_WHAT TO DO_
Copy all records verbatim.
►
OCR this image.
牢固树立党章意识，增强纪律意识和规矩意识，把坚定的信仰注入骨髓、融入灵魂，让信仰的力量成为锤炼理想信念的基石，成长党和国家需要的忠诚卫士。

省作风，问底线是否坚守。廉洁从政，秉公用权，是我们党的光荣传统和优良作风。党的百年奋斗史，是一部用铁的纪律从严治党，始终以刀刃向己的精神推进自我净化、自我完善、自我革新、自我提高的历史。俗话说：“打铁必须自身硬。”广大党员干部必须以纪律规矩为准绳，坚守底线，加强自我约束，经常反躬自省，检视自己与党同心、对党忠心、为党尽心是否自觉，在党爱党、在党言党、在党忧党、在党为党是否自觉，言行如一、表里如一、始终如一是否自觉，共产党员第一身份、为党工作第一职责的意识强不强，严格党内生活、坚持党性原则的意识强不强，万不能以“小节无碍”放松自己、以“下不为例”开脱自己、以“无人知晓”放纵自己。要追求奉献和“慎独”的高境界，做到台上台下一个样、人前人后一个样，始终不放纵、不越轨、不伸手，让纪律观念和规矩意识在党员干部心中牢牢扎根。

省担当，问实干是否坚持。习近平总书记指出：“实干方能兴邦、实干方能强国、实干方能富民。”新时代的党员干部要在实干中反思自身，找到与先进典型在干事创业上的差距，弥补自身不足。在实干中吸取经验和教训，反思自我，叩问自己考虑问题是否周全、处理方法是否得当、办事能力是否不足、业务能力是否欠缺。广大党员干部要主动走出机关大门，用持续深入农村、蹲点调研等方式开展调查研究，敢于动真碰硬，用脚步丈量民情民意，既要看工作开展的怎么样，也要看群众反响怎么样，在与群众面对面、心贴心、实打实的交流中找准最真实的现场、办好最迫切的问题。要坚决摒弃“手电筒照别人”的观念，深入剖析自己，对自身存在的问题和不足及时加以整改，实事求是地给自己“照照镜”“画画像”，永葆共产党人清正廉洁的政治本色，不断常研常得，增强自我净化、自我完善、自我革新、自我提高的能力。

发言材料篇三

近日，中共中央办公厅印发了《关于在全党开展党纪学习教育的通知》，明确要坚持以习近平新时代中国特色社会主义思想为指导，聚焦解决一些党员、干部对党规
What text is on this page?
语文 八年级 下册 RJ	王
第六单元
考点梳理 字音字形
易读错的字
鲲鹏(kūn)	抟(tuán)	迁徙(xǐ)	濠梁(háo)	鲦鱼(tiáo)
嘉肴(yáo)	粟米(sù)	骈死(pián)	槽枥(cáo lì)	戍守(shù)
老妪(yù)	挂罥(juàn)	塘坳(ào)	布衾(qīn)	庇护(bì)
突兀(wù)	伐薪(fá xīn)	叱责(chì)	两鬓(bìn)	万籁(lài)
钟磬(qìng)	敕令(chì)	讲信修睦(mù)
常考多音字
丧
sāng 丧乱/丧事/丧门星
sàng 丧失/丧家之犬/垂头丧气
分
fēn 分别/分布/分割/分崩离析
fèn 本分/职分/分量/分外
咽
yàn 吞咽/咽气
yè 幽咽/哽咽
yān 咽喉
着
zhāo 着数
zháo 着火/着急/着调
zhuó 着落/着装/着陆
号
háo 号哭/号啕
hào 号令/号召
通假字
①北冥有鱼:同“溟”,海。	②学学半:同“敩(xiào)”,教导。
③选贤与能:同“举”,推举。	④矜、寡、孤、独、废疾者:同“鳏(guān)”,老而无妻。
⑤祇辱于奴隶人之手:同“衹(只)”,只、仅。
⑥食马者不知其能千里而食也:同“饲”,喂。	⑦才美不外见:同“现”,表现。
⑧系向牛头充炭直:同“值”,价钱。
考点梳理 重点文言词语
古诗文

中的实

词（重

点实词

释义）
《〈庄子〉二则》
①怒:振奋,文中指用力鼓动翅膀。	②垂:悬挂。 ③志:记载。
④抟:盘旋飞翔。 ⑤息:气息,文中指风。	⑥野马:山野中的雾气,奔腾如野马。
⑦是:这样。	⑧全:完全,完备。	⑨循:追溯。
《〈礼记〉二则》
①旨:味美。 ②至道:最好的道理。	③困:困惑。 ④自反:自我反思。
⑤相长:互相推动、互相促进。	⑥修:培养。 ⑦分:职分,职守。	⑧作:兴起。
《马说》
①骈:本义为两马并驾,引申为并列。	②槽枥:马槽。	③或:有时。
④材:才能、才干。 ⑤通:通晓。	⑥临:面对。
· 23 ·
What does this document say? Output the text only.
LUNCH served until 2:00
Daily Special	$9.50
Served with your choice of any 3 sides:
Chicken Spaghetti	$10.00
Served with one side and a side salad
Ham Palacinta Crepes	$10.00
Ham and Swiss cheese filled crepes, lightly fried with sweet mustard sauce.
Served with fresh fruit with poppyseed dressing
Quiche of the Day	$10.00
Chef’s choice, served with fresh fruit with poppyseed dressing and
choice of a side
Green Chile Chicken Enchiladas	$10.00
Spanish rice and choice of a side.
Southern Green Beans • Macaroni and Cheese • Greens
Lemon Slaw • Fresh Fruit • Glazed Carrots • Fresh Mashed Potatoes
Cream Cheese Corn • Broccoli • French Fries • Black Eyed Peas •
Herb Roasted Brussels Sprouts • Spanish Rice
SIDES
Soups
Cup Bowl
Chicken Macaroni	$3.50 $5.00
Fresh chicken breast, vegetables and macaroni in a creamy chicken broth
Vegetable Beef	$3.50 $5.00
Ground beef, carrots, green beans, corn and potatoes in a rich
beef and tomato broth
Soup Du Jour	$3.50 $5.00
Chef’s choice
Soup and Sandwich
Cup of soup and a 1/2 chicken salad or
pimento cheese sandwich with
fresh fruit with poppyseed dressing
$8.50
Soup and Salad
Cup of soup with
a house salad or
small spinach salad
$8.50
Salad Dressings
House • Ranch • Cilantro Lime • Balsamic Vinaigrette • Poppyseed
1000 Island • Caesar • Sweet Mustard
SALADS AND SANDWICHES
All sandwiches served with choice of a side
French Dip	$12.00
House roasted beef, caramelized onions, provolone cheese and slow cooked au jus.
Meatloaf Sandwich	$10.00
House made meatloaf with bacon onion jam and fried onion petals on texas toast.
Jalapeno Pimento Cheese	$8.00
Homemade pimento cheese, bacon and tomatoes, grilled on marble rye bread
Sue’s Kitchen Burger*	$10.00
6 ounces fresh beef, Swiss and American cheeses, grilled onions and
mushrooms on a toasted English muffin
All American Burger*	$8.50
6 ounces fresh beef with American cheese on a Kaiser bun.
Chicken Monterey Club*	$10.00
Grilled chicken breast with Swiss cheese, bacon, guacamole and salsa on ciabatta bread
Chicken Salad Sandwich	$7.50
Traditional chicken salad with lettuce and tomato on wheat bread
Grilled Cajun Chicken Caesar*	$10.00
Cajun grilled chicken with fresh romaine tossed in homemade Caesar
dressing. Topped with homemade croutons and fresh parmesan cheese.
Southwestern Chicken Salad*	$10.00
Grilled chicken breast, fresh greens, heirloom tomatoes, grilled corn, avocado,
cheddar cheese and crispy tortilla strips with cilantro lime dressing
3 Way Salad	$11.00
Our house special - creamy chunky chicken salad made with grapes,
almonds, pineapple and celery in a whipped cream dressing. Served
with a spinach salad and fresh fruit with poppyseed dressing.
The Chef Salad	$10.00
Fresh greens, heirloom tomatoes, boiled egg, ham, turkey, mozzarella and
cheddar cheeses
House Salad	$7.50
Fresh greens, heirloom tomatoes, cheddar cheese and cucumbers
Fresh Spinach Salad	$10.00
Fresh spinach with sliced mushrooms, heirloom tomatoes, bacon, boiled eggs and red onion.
◄
_THE OUTPUT_
OCR this image.
牢固树立党章意识，增强纪律意识和规矩意识，把坚定的信仰注入骨髓、融入灵魂，让信仰的力量成为锤炼理想信念的基石，成长党和国家需要的忠诚卫士。

省作风，问底线是否坚守。廉洁从政，秉公用权，是我们党的光荣传统和优良作风。党的百年奋斗史，是一部用铁的纪律从严治党，始终以刀刃向己的精神推进自我净化、自我完善、自我革新、自我提高的历史。俗话说：“打铁必须自身硬。”广大党员干部必须以纪律规矩为准绳，坚守底线，加强自我约束，经常反躬自省，检视自己与党同心、对党忠心、为党尽心是否自觉，在党爱党、在党言党、在党忧党、在党为党是否自觉，言行如一、表里如一、始终如一是否自觉，共产党员第一身份、为党工作第一职责的意识强不强，严格党内生活、坚持党性原则的意识强不强，万不能以“小节无碍”放松自己、以“下不为例”开脱自己、以“无人知晓”放纵自己。要追求奉献和“慎独”的高境界，做到台上台下一个样、人前人后一个样，始终不放纵、不越轨、不伸手，让纪律观念和规矩意识在党员干部心中牢牢扎根。

省担当，问实干是否坚持。习近平总书记指出：“实干方能兴邦、实干方能强国、实干方能富民。”新时代的党员干部要在实干中反思自身，找到与先进典型在干事创业上的差距，弥补自身不足。在实干中吸取经验和教训，反思自我，叩问自己考虑问题是否周全、处理方法是否得当、办事能力是否不足、业务能力是否欠缺。广大党员干部要主动走出机关大门，用持续深入农村、蹲点调研等方式开展调查研究，敢于动真碰硬，用脚步丈量民情民意，既要看工作开展的怎么样，也要看群众反响怎么样，在与群众面对面、心贴心、实打实的交流中找准最真实的现场、办好最迫切的问题。要坚决摒弃“手电筒照别人”的观念，深入剖析自己，对自身存在的问题和不足及时加以整改，实事求是地给自己“照照镜”“画画像”，永葆共产党人清正廉洁的政治本色，不断常研常得，增强自我净化、自我完善、自我革新、自我提高的能力。

发言材料篇三

近日，中共中央办公厅印发了《关于在全党开展党纪学习教育的通知》，明确要坚持以习近平新时代中国特色社会主义思想为指导，聚焦解决一些党员、干部对党规
What text is on this page?
语文 八年级 下册 RJ	王
第六单元
考点梳理 字音字形
易读错的字
鲲鹏(kūn)	抟(tuán)	迁徙(xǐ)	濠梁(háo)	鲦鱼(tiáo)
嘉肴(yáo)	粟米(sù)	骈死(pián)	槽枥(cáo lì)	戍守(shù)
老妪(yù)	挂罥(juàn)	塘坳(ào)	布衾(qīn)	庇护(bì)
突兀(wù)	伐薪(fá xīn)	叱责(chì)	两鬓(bìn)	万籁(lài)
钟磬(qìng)	敕令(chì)	讲信修睦(mù)
常考多音字
丧
sāng 丧乱/丧事/丧门星
sàng 丧失/丧家之犬/垂头丧气
分
fēn 分别/分布/分割/分崩离析
fèn 本分/职分/分量/分外
咽
yàn 吞咽/咽气
yè 幽咽/哽咽
yān 咽喉
着
zhāo 着数
zháo 着火/着急/着调
zhuó 着落/着装/着陆
号
háo 号哭/号啕
hào 号令/号召
通假字
①北冥有鱼:同“溟”,海。	②学学半:同“敩(xiào)”,教导。
③选贤与能:同“举”,推举。	④矜、寡、孤、独、废疾者:同“鳏(guān)”,老而无妻。
⑤祇辱于奴隶人之手:同“衹(只)”,只、仅。
⑥食马者不知其能千里而食也:同“饲”,喂。	⑦才美不外见:同“现”,表现。
⑧系向牛头充炭直:同“值”,价钱。
考点梳理 重点文言词语
古诗文

中的实

词（重

点实词

释义）
《〈庄子〉二则》
①怒:振奋,文中指用力鼓动翅膀。	②垂:悬挂。 ③志:记载。
④抟:盘旋飞翔。 ⑤息:气息,文中指风。	⑥野马:山野中的雾气,奔腾如野马。
⑦是:这样。	⑧全:完全,完备。	⑨循:追溯。
《〈礼记〉二则》
①旨:味美。 ②至道:最好的道理。	③困:困惑。 ④自反:自我反思。
⑤相长:互相推动、互相促进。	⑥修:培养。 ⑦分:职分,职守。	⑧作:兴起。
《马说》
①骈:本义为两马并驾,引申为并列。	②槽枥:马槽。	③或:有时。
④材:才能、才干。 ⑤通:通晓。	⑥临:面对。
· 23 ·
What does this document say? Output the text only.
LUNCH served until 2:00
Daily Special	$9.50
Served with your choice of any 3 sides:
Chicken Spaghetti	$10.00
Served with one side and a side salad
Ham Palacinta Crepes	$10.00
Ham and Swiss cheese filled crepes, lightly fried with sweet mustard sauce.
Served with fresh fruit with poppyseed dressing
Quiche of the Day	$10.00
Chef’s choice, served with fresh fruit with poppyseed dressing and
choice of a side
Green Chile Chicken Enchiladas	$10.00
Spanish rice and choice of a side.
Southern Green Beans • Macaroni and Cheese • Greens
Lemon Slaw • Fresh Fruit • Glazed Carrots • Fresh Mashed Potatoes
Cream Cheese Corn • Broccoli • French Fries • Black Eyed Peas •
Herb Roasted Brussels Sprouts • Spanish Rice
SIDES
Soups
Cup Bowl
Chicken Macaroni	$3.50 $5.00
Fresh chicken breast, vegetables and macaroni in a creamy chicken broth
Vegetable Beef	$3.50 $5.00
Ground beef, carrots, green beans, corn and potatoes in a rich
beef and tomato broth
Soup Du Jour	$3.50 $5.00
Chef’s choice
Soup and Sandwich
Cup of soup and a 1/2 chicken salad or
pimento cheese sandwich with
fresh fruit with poppyseed dressing
$8.50
Soup and Salad
Cup of soup with
a house salad or
small spinach salad
$8.50
Salad Dressings
House • Ranch • Cilantro Lime • Balsamic Vinaigrette • Poppyseed
1000 Island • Caesar • Sweet Mustard
SALADS AND SANDWICHES
All sandwiches served with choice of a side
French Dip	$12.00
House roasted beef, caramelized onions, provolone cheese and slow cooked au jus.
Meatloaf Sandwich	$10.00
House made meatloaf with bacon onion jam and fried onion petals on texas toast.
Jalapeno Pimento Cheese	$8.00
Homemade pimento cheese, bacon and tomatoes, grilled on marble rye bread
Sue’s Kitchen Burger*	$10.00
6 ounces fresh beef, Swiss and American cheeses, grilled onions and
mushrooms on a toasted English muffin
All American Burger*	$8.50
6 ounces fresh beef with American cheese on a Kaiser bun.
Chicken Monterey Club*	$10.00
Grilled chicken breast with Swiss cheese, bacon, guacamole and salsa on ciabatta bread
Chicken Salad Sandwich	$7.50
Traditional chicken salad with lettuce and tomato on wheat bread
Grilled Cajun Chicken Caesar*	$10.00
Cajun grilled chicken with fresh romaine tossed in homemade Caesar
dressing. Topped with homemade croutons and fresh parmesan cheese.
Southwestern Chicken Salad*	$10.00
Grilled chicken breast, fresh greens, heirloom tomatoes, grilled corn, avocado,
cheddar cheese and crispy tortilla strips with cilantro lime dressing
3 Way Salad	$11.00
Our house special - creamy chunky chicken salad made with grapes,
almonds, pineapple and celery in a whipped cream dressing. Served
with a spinach salad and fresh fruit with poppyseed dressing.
The Chef Salad	$10.00
Fresh greens, heirloom tomatoes, boiled egg, ham, turkey, mozzarella and
cheddar cheeses
House Salad	$7.50
Fresh greens, heirloom tomatoes, cheddar cheese and cucumbers
Fresh Spinach Salad	$10.00
Fresh spinach with sliced mushrooms, heirloom tomatoes, bacon, boiled eggs and red onion.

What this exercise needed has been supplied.